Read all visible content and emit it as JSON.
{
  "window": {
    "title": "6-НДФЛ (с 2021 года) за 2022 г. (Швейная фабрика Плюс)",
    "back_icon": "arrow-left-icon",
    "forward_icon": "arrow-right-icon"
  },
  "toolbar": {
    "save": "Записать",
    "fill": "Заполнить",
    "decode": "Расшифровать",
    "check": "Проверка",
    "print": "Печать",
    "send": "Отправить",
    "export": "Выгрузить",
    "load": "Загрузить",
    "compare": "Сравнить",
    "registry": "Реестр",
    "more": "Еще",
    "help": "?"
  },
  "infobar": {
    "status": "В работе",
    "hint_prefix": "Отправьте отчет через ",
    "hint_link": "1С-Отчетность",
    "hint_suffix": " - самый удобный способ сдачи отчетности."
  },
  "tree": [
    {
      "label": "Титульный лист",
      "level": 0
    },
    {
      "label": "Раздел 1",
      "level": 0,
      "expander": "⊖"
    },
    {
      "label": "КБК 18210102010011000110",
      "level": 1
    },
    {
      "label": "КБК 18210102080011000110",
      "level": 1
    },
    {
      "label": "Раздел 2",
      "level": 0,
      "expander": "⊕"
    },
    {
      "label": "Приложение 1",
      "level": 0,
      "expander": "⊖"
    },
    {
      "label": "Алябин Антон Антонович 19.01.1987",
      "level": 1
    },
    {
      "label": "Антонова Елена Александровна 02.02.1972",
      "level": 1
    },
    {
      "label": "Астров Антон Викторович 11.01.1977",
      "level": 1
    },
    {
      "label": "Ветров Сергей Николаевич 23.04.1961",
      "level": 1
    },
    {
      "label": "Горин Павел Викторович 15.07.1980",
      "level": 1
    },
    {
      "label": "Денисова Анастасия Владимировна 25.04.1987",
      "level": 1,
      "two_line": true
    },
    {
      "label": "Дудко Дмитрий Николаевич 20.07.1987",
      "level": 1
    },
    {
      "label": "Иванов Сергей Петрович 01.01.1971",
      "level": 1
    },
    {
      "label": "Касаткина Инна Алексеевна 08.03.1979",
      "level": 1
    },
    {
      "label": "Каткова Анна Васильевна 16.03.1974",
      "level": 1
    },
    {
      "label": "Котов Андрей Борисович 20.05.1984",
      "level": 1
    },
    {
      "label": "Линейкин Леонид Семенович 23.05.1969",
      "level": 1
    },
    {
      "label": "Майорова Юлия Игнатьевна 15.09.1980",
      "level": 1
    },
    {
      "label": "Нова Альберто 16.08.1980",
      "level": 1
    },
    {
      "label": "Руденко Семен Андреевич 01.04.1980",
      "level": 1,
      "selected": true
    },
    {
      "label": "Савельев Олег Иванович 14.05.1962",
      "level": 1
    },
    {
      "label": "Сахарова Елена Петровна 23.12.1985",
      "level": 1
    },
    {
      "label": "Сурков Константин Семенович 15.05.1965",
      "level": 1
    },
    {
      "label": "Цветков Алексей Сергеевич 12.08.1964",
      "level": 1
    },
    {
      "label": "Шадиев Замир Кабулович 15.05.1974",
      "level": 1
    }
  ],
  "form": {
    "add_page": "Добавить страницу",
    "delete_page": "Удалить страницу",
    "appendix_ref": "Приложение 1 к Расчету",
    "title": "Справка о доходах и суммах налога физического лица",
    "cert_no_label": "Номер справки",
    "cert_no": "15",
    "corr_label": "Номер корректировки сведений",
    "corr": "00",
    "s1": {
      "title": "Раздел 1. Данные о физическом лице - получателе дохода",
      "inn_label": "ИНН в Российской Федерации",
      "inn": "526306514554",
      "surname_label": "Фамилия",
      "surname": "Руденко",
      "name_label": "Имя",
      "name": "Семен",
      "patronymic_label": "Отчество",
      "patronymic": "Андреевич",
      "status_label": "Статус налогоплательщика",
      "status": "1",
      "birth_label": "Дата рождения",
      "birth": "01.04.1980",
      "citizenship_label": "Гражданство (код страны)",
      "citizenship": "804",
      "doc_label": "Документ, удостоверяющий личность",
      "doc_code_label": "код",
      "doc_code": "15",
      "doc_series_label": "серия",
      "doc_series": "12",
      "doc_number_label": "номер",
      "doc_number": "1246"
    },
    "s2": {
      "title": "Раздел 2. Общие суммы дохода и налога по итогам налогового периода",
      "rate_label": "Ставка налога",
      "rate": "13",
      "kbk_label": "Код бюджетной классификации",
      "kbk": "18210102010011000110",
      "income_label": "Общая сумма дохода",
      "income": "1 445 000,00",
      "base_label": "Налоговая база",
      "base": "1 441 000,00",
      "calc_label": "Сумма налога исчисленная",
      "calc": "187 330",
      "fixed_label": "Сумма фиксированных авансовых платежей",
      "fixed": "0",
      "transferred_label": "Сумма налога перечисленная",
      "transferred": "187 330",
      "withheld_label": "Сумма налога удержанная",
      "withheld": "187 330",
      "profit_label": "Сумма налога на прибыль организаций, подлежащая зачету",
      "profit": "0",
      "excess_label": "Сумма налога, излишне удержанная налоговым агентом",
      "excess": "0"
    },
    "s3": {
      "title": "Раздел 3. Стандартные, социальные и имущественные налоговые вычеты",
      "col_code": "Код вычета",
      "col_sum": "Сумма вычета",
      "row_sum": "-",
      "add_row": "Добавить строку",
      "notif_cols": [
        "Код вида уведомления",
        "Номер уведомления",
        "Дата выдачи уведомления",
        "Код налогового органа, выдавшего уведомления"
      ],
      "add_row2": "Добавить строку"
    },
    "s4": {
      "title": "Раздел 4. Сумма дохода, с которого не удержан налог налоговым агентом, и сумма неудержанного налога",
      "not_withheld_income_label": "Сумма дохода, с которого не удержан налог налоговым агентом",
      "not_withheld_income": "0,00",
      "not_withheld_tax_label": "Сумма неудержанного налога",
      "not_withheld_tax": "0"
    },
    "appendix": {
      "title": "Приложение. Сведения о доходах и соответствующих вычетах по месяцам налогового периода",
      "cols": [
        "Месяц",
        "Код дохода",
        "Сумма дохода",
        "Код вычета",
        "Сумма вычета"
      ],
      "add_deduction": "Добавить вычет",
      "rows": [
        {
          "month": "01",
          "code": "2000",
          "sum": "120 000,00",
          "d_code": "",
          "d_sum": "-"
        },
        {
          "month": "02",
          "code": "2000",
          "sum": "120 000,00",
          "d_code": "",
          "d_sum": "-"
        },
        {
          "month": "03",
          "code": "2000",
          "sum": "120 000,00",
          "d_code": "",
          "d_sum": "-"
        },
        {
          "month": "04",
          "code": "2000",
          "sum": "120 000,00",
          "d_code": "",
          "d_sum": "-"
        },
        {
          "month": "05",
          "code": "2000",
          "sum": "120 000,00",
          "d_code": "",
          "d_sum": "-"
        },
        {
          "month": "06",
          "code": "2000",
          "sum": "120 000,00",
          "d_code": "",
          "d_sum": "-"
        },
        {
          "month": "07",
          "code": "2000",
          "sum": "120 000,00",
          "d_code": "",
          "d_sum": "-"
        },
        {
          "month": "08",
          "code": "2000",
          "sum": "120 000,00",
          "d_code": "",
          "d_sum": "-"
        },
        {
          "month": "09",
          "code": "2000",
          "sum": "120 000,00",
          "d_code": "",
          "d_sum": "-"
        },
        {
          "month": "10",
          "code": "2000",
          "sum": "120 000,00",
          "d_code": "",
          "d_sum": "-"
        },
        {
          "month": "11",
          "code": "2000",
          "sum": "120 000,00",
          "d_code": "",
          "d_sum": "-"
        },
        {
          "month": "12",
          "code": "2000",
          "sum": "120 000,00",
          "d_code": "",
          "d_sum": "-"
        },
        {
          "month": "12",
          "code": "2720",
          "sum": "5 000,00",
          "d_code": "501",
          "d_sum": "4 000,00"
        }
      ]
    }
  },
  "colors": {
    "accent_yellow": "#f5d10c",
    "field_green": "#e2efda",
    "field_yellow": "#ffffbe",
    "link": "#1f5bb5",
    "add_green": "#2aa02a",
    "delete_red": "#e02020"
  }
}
━━━━━━━━━━
• _Written instruction_: Show every line that contains the word "Семенович".

• _Solution to this exercise_:
      "label": "Линейкин Леонид Семенович 23.05.1969",
      "label": "Сурков Константин Семенович 15.05.1965",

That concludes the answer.